> TASK TO COMPLETE
Work out the number of lines with the word "Республикасында" in the material below, then reply with that number only.

> RECORDS SUPPLIED

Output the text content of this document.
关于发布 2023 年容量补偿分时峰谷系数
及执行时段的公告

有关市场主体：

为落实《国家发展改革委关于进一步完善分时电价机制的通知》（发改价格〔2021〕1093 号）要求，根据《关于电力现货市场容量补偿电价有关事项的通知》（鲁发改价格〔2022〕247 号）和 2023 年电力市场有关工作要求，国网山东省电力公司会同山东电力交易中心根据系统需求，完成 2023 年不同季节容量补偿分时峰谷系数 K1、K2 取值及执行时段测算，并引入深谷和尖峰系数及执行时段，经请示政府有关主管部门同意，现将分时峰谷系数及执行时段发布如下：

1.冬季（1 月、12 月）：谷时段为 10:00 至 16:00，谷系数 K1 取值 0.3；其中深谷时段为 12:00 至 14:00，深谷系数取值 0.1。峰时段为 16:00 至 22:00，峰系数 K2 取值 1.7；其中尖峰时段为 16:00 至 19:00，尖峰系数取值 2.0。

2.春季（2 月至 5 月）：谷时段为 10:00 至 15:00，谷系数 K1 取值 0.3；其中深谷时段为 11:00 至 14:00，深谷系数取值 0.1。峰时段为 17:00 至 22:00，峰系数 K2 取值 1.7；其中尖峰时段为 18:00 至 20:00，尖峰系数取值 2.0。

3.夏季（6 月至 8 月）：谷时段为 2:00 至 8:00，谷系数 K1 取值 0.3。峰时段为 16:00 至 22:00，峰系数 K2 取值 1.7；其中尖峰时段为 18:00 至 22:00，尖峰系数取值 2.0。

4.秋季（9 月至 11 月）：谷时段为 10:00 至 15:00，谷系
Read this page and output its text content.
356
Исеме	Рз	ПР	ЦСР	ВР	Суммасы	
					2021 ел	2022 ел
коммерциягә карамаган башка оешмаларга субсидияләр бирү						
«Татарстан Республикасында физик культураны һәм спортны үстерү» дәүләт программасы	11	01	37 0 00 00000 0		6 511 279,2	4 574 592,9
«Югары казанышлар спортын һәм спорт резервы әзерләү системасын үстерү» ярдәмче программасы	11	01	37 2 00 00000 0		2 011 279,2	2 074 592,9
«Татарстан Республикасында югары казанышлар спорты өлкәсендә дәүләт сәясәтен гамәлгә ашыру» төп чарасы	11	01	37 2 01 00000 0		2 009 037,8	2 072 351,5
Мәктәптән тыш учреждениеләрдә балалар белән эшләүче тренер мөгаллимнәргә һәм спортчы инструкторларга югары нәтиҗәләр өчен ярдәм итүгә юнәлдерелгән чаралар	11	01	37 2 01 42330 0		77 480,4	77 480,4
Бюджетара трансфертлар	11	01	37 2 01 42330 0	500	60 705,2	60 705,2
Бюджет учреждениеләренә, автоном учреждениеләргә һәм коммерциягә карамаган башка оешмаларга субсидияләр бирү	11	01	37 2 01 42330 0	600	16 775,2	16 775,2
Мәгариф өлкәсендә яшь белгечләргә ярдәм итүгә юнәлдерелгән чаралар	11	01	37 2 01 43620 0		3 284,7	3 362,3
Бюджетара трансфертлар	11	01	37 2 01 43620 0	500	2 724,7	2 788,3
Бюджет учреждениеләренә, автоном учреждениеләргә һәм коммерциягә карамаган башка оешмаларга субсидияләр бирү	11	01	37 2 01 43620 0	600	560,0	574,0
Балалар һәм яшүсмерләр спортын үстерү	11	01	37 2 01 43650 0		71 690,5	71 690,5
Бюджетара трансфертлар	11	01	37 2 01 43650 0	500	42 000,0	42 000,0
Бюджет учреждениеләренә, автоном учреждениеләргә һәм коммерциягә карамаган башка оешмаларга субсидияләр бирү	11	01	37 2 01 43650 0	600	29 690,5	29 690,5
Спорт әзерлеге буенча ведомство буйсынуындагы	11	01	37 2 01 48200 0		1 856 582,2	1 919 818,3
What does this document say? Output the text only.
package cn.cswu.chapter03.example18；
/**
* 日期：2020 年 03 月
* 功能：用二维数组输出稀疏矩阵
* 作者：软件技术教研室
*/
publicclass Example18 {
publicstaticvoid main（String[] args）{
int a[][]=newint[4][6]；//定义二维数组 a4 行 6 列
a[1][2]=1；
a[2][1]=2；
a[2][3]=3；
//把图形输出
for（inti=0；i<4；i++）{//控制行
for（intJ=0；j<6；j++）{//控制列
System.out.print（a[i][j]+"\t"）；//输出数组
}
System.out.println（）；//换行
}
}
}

> RESULT BELOW
2